* _What the exercise asks_: What number of lines in the material contain the word "Sleeve"? Give that number alone.

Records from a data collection
++++++++
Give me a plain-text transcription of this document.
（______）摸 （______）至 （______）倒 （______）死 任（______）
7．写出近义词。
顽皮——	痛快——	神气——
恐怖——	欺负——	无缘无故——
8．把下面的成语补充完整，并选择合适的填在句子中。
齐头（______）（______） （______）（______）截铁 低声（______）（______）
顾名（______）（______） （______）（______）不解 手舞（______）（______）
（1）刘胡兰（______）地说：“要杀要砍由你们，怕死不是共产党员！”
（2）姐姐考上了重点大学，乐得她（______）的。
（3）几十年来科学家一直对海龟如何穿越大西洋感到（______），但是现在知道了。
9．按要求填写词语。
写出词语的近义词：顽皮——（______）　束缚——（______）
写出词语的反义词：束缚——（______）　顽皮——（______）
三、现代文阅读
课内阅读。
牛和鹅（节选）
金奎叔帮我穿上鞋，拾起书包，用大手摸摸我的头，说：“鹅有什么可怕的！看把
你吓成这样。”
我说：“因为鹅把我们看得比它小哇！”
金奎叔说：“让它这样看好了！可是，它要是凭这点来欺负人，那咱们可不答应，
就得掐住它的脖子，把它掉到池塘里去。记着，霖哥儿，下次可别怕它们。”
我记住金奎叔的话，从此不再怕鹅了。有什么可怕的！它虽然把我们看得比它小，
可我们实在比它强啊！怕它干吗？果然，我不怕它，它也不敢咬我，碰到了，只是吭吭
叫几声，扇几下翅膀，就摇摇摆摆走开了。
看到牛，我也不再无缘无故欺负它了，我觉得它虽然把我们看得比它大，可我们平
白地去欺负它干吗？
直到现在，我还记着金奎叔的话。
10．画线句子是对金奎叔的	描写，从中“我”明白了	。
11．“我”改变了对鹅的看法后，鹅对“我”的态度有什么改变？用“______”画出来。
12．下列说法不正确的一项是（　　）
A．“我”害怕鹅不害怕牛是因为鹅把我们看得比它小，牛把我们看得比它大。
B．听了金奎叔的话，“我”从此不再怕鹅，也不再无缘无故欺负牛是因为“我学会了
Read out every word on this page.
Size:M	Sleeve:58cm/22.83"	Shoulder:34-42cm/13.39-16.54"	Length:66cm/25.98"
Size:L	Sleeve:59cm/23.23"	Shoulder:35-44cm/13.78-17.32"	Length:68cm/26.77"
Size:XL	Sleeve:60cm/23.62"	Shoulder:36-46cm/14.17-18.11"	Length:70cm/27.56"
++++++++
* _Answer to the problem_: 3